Problem requirements ->
Reproduce the records below exactly as they appear, omitting any pictures they contain.
[Start Raw data]
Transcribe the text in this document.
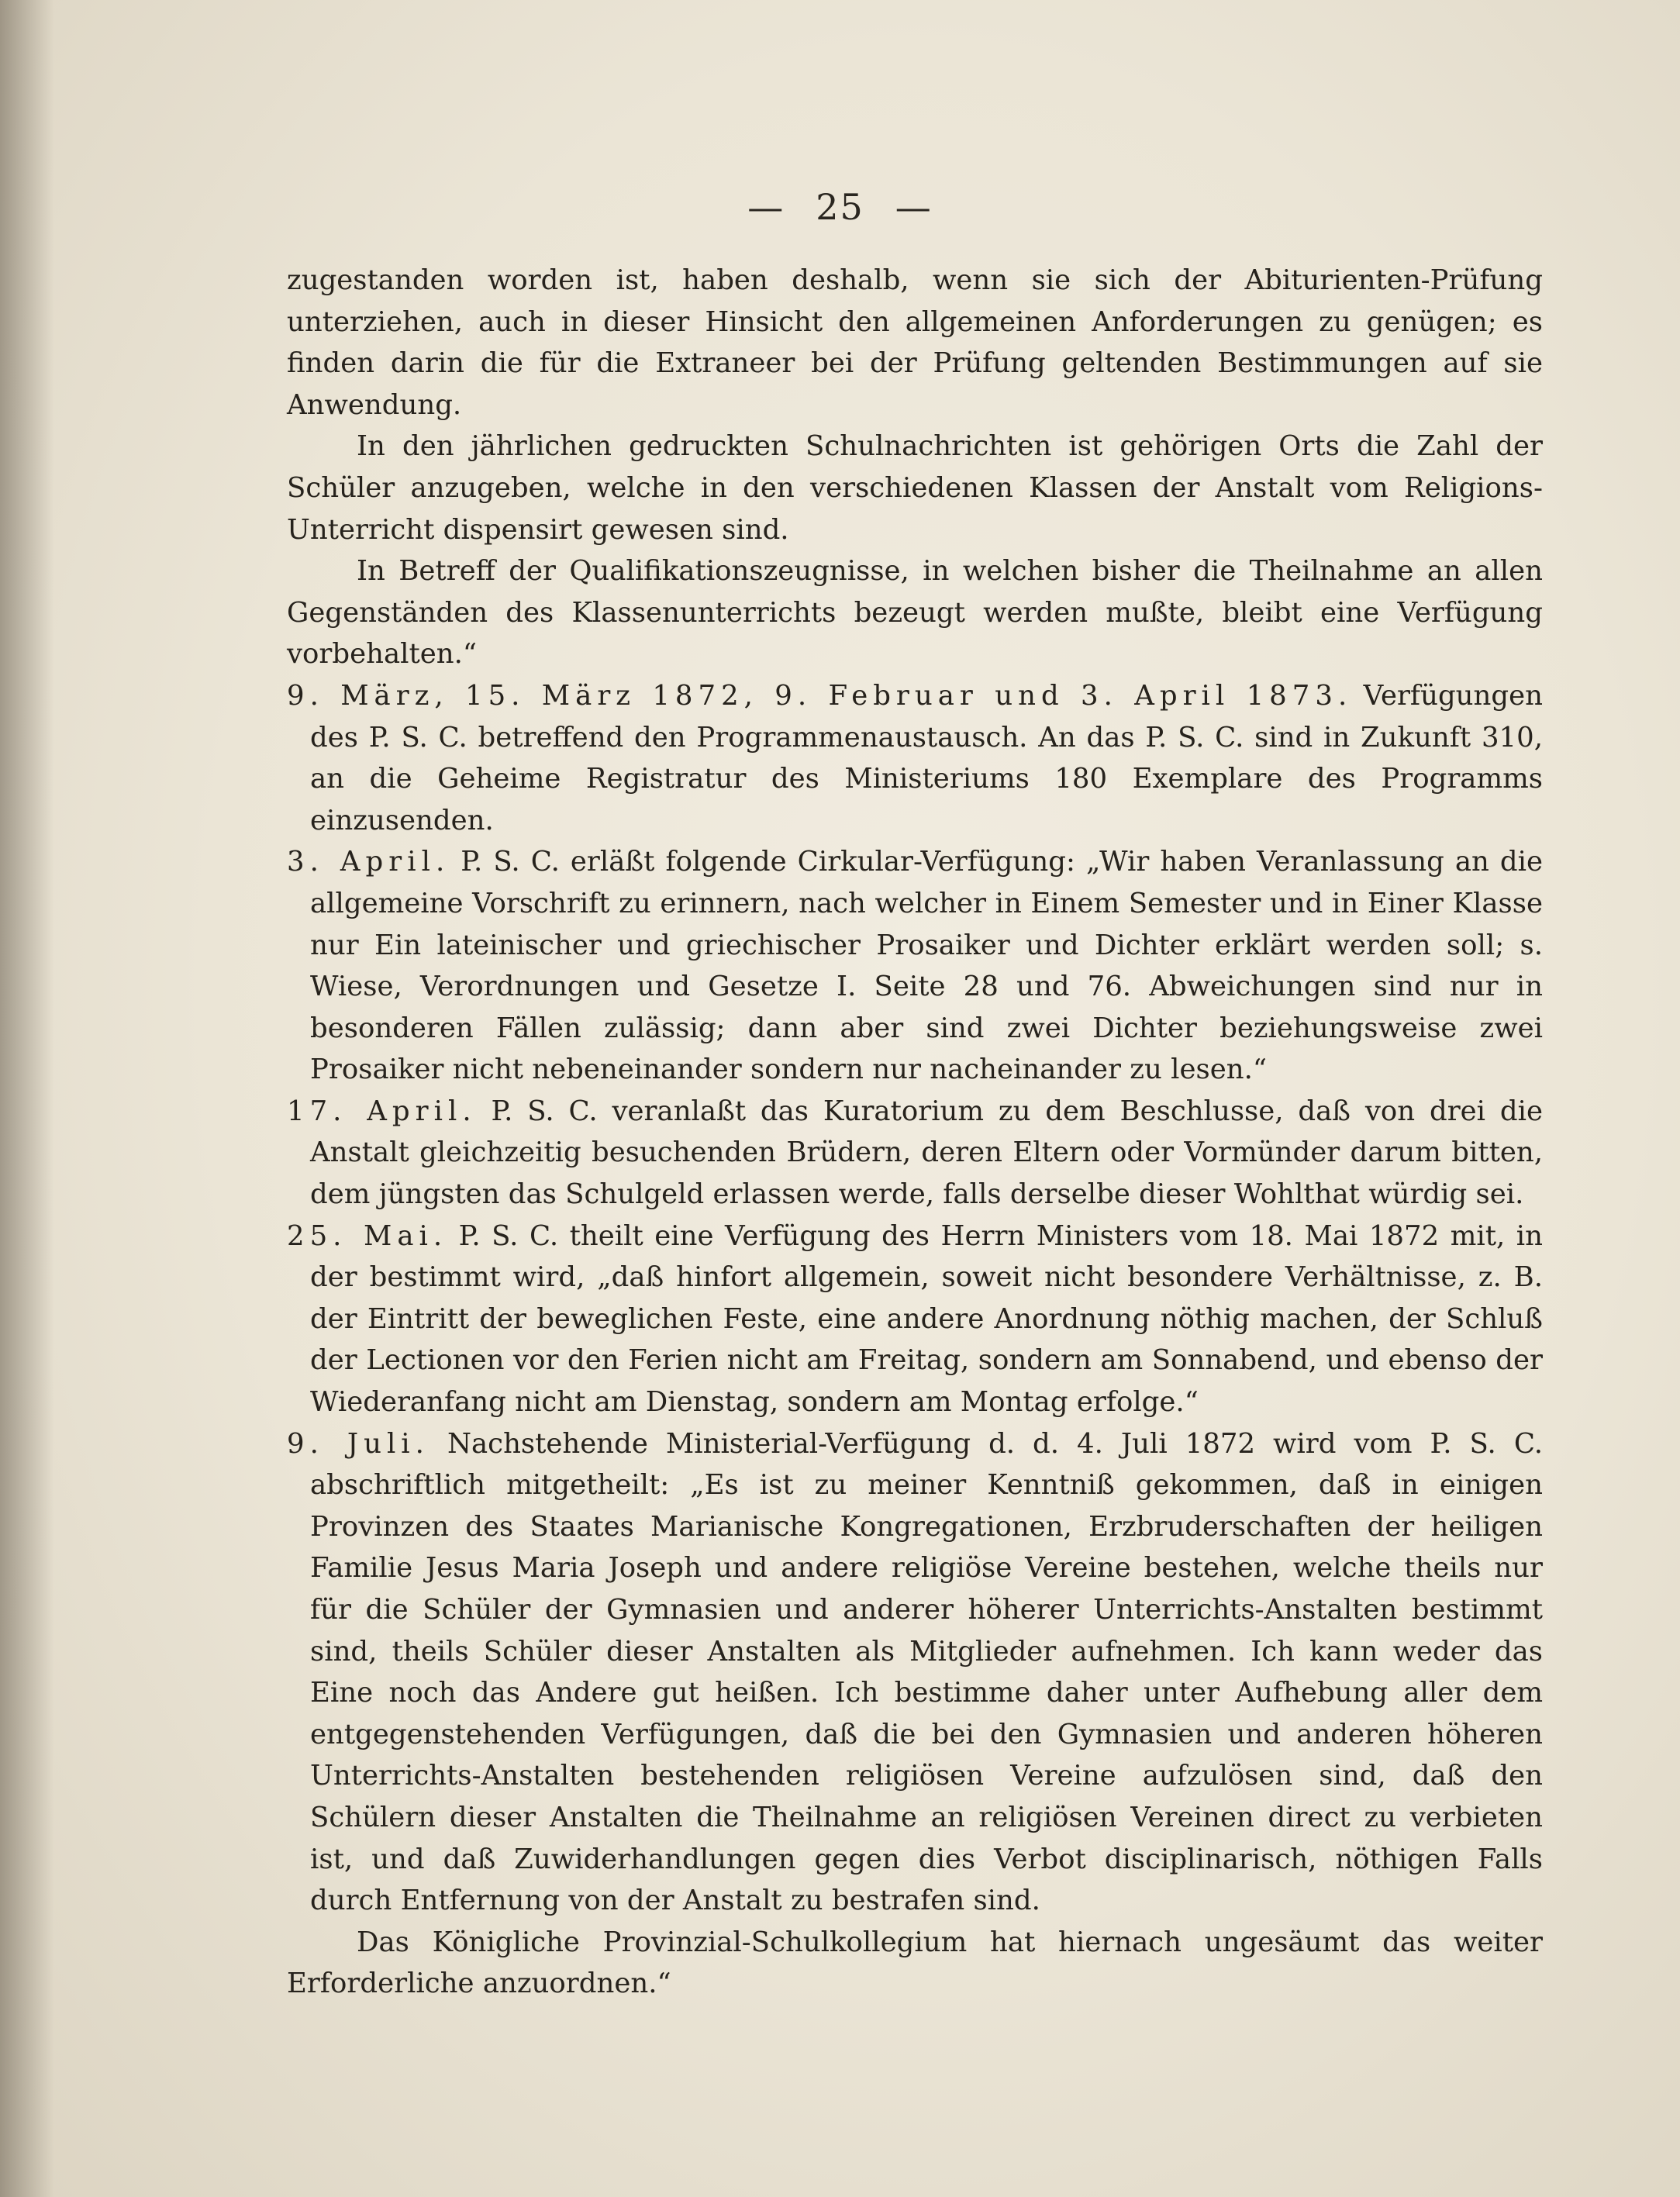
— 25 —

zugestanden worden ist, haben deshalb, wenn sie sich der Abiturienten-Prüfung unterziehen, auch in dieser Hinsicht den allgemeinen Anforderungen zu genügen; es finden darin die für die Extraneer bei der Prüfung geltenden Bestimmungen auf sie Anwendung.

In den jährlichen gedruckten Schulnachrichten ist gehörigen Orts die Zahl der Schüler anzugeben, welche in den verschiedenen Klassen der Anstalt vom Religions-Unterricht dispensirt gewesen sind.

In Betreff der Qualifikationszeugnisse, in welchen bisher die Theilnahme an allen Gegenständen des Klassenunterrichts bezeugt werden mußte, bleibt eine Verfügung vorbehalten.“

9. März, 15. März 1872, 9. Februar und 3. April 1873. Verfügungen des P. S. C. betreffend den Programmenaustausch. An das P. S. C. sind in Zukunft 310, an die Geheime Registratur des Ministeriums 180 Exemplare des Programms einzusenden.

3. April. P. S. C. erläßt folgende Cirkular-Verfügung: „Wir haben Veranlassung an die allgemeine Vorschrift zu erinnern, nach welcher in Einem Semester und in Einer Klasse nur Ein lateinischer und griechischer Prosaiker und Dichter erklärt werden soll; s. Wiese, Verordnungen und Gesetze I. Seite 28 und 76. Abweichungen sind nur in besonderen Fällen zulässig; dann aber sind zwei Dichter beziehungsweise zwei Prosaiker nicht nebeneinander sondern nur nacheinander zu lesen.“

17. April. P. S. C. veranlaßt das Kuratorium zu dem Beschlusse, daß von drei die Anstalt gleichzeitig besuchenden Brüdern, deren Eltern oder Vormünder darum bitten, dem jüngsten das Schulgeld erlassen werde, falls derselbe dieser Wohlthat würdig sei.

25. Mai. P. S. C. theilt eine Verfügung des Herrn Ministers vom 18. Mai 1872 mit, in der bestimmt wird, „daß hinfort allgemein, soweit nicht besondere Verhältnisse, z. B. der Eintritt der beweglichen Feste, eine andere Anordnung nöthig machen, der Schluß der Lectionen vor den Ferien nicht am Freitag, sondern am Sonnabend, und ebenso der Wiederanfang nicht am Dienstag, sondern am Montag erfolge.“

9. Juli. Nachstehende Ministerial-Verfügung d. d. 4. Juli 1872 wird vom P. S. C. abschriftlich mitgetheilt: „Es ist zu meiner Kenntniß gekommen, daß in einigen Provinzen des Staates Marianische Kongregationen, Erzbruderschaften der heiligen Familie Jesus Maria Joseph und andere religiöse Vereine bestehen, welche theils nur für die Schüler der Gymnasien und anderer höherer Unterrichts-Anstalten bestimmt sind, theils Schüler dieser Anstalten als Mitglieder aufnehmen. Ich kann weder das Eine noch das Andere gut heißen. Ich bestimme daher unter Aufhebung aller dem entgegenstehenden Verfügungen, daß die bei den Gymnasien und anderen höheren Unterrichts-Anstalten bestehenden religiösen Vereine aufzulösen sind, daß den Schülern dieser Anstalten die Theilnahme an religiösen Vereinen direct zu verbieten ist, und daß Zuwiderhandlungen gegen dies Verbot disciplinarisch, nöthigen Falls durch Entfernung von der Anstalt zu bestrafen sind.

Das Königliche Provinzial-Schulkollegium hat hiernach ungesäumt das weiter Erforderliche anzuordnen.“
[End Raw data]
Answer to this problem ->
Transcribe the text in this document.
— 25 —

zugestanden worden ist, haben deshalb, wenn sie sich der Abiturienten-Prüfung unterziehen, auch in dieser Hinsicht den allgemeinen Anforderungen zu genügen; es finden darin die für die Extraneer bei der Prüfung geltenden Bestimmungen auf sie Anwendung.

In den jährlichen gedruckten Schulnachrichten ist gehörigen Orts die Zahl der Schüler anzugeben, welche in den verschiedenen Klassen der Anstalt vom Religions-Unterricht dispensirt gewesen sind.

In Betreff der Qualifikationszeugnisse, in welchen bisher die Theilnahme an allen Gegenständen des Klassenunterrichts bezeugt werden mußte, bleibt eine Verfügung vorbehalten.“

9. März, 15. März 1872, 9. Februar und 3. April 1873. Verfügungen des P. S. C. betreffend den Programmenaustausch. An das P. S. C. sind in Zukunft 310, an die Geheime Registratur des Ministeriums 180 Exemplare des Programms einzusenden.

3. April. P. S. C. erläßt folgende Cirkular-Verfügung: „Wir haben Veranlassung an die allgemeine Vorschrift zu erinnern, nach welcher in Einem Semester und in Einer Klasse nur Ein lateinischer und griechischer Prosaiker und Dichter erklärt werden soll; s. Wiese, Verordnungen und Gesetze I. Seite 28 und 76. Abweichungen sind nur in besonderen Fällen zulässig; dann aber sind zwei Dichter beziehungsweise zwei Prosaiker nicht nebeneinander sondern nur nacheinander zu lesen.“

17. April. P. S. C. veranlaßt das Kuratorium zu dem Beschlusse, daß von drei die Anstalt gleichzeitig besuchenden Brüdern, deren Eltern oder Vormünder darum bitten, dem jüngsten das Schulgeld erlassen werde, falls derselbe dieser Wohlthat würdig sei.

25. Mai. P. S. C. theilt eine Verfügung des Herrn Ministers vom 18. Mai 1872 mit, in der bestimmt wird, „daß hinfort allgemein, soweit nicht besondere Verhältnisse, z. B. der Eintritt der beweglichen Feste, eine andere Anordnung nöthig machen, der Schluß der Lectionen vor den Ferien nicht am Freitag, sondern am Sonnabend, und ebenso der Wiederanfang nicht am Dienstag, sondern am Montag erfolge.“

9. Juli. Nachstehende Ministerial-Verfügung d. d. 4. Juli 1872 wird vom P. S. C. abschriftlich mitgetheilt: „Es ist zu meiner Kenntniß gekommen, daß in einigen Provinzen des Staates Marianische Kongregationen, Erzbruderschaften der heiligen Familie Jesus Maria Joseph und andere religiöse Vereine bestehen, welche theils nur für die Schüler der Gymnasien und anderer höherer Unterrichts-Anstalten bestimmt sind, theils Schüler dieser Anstalten als Mitglieder aufnehmen. Ich kann weder das Eine noch das Andere gut heißen. Ich bestimme daher unter Aufhebung aller dem entgegenstehenden Verfügungen, daß die bei den Gymnasien und anderen höheren Unterrichts-Anstalten bestehenden religiösen Vereine aufzulösen sind, daß den Schülern dieser Anstalten die Theilnahme an religiösen Vereinen direct zu verbieten ist, und daß Zuwiderhandlungen gegen dies Verbot disciplinarisch, nöthigen Falls durch Entfernung von der Anstalt zu bestrafen sind.

Das Königliche Provinzial-Schulkollegium hat hiernach ungesäumt das weiter Erforderliche anzuordnen.“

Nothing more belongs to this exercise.